Rows from a figure dataset
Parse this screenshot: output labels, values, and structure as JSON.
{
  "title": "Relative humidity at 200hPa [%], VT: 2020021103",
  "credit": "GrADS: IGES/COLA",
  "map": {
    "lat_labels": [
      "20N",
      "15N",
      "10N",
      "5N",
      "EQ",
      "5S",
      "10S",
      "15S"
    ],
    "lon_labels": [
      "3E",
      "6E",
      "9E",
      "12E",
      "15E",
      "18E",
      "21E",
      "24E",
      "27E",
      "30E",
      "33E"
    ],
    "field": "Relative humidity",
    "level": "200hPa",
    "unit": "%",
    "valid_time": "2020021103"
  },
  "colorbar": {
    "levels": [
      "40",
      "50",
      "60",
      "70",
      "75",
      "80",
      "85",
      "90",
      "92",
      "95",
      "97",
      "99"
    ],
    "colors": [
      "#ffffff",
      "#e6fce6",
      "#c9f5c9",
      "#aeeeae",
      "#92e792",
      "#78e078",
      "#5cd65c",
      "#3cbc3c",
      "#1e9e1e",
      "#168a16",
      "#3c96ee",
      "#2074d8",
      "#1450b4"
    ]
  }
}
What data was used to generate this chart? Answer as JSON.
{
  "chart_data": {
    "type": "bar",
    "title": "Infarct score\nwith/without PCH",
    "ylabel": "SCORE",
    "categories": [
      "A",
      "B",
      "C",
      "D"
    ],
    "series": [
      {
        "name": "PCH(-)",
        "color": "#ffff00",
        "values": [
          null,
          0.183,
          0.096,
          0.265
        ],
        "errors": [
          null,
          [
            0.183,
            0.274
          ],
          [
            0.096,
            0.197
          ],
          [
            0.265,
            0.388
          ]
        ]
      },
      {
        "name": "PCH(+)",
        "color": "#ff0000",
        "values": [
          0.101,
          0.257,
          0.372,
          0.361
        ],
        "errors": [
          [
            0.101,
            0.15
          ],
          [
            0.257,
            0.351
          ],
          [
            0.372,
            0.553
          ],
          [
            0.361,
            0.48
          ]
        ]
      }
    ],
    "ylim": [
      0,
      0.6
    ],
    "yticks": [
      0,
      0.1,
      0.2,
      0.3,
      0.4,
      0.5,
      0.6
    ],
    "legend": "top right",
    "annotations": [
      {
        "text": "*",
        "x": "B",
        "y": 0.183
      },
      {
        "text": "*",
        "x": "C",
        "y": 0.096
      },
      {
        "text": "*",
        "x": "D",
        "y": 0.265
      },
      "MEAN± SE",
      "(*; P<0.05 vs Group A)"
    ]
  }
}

SHORT PROBLEM
Check each line of the records above for the string "JSON", and report every line that has it.

TASK RESULT
Parse this screenshot: output labels, values, and structure as JSON.
What data was used to generate this chart? Answer as JSON.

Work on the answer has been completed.